[EXERCISE]
Working from the line that contains "Transcribe this image's" down to the last line below, repeat each line exactly.

--- --- ---

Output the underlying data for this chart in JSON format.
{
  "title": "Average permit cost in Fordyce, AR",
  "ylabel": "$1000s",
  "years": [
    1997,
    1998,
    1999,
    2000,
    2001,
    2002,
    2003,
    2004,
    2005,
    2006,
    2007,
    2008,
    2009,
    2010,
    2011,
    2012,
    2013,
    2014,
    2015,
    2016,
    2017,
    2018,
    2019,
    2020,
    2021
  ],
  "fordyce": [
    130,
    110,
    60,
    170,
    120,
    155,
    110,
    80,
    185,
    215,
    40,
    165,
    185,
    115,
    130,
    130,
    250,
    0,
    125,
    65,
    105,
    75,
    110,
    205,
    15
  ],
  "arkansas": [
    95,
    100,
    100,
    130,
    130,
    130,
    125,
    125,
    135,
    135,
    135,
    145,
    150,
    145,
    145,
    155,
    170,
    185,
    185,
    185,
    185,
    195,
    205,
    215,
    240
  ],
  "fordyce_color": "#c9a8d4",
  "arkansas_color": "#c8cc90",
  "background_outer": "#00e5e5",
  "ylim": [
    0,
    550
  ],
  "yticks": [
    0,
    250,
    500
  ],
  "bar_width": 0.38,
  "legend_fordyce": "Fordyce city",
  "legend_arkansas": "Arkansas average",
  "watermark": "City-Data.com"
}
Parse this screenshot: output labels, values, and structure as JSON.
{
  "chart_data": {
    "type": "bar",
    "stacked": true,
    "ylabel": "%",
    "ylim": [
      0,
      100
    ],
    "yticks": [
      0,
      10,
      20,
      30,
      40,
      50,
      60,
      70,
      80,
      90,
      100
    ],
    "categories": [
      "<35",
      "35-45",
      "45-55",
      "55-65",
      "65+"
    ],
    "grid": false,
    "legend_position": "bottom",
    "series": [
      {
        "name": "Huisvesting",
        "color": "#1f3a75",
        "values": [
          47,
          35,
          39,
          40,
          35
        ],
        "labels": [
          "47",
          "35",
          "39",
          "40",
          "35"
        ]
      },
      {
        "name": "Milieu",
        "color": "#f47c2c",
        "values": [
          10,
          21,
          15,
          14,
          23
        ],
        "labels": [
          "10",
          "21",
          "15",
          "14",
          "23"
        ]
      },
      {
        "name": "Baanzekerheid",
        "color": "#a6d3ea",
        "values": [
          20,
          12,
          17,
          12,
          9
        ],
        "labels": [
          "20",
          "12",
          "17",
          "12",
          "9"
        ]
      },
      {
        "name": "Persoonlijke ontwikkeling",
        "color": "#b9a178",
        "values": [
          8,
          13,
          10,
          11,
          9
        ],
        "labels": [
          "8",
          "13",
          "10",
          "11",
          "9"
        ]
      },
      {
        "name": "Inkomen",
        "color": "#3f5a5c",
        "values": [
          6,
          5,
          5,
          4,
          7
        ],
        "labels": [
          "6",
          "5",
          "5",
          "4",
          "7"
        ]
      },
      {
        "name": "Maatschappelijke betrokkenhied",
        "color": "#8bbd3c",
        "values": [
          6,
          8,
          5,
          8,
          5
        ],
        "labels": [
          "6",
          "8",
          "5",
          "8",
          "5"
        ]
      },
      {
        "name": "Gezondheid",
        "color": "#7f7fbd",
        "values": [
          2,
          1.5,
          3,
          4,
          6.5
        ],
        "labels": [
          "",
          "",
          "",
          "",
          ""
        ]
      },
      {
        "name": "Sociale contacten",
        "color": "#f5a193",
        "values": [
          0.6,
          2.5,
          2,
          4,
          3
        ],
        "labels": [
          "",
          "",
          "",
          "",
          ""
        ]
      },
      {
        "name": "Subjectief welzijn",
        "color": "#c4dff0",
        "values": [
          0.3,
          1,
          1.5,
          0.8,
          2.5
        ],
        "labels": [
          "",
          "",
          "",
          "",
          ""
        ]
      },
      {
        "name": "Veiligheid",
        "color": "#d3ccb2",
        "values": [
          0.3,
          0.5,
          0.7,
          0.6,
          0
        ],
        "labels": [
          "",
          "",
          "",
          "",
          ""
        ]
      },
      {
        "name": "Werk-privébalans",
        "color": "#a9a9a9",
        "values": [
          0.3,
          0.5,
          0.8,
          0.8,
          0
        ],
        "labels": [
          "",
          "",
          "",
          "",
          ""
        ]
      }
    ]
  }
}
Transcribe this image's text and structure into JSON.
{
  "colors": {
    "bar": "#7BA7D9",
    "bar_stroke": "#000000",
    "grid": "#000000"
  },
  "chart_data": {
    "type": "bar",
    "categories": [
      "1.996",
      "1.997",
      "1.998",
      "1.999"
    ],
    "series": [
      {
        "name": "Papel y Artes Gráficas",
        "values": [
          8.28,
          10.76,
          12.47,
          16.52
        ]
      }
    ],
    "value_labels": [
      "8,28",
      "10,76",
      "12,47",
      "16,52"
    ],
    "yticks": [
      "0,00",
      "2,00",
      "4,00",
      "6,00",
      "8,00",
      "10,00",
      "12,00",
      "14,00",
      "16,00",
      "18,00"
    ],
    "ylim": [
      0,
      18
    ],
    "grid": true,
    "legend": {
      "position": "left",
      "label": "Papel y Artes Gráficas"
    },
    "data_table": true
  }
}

--- --- ---

[ANSWER TO THIS PROBLEM]
Transcribe this image's text and structure into JSON.
{
  "colors": {
    "bar": "#7BA7D9",
    "bar_stroke": "#000000",
    "grid": "#000000"
  },
  "chart_data": {
    "type": "bar",
    "categories": [
      "1.996",
      "1.997",
      "1.998",
      "1.999"
    ],
    "series": [
      {
        "name": "Papel y Artes Gráficas",
        "values": [
          8.28,
          10.76,
          12.47,
          16.52
        ]
      }
    ],
    "value_labels": [
      "8,28",
      "10,76",
      "12,47",
      "16,52"
    ],
    "yticks": [
      "0,00",
      "2,00",
      "4,00",
      "6,00",
      "8,00",
      "10,00",
      "12,00",
      "14,00",
      "16,00",
      "18,00"
    ],
    "ylim": [
      0,
      18
    ],
    "grid": true,
    "legend": {
      "position": "left",
      "label": "Papel y Artes Gráficas"
    },
    "data_table": true
  }
}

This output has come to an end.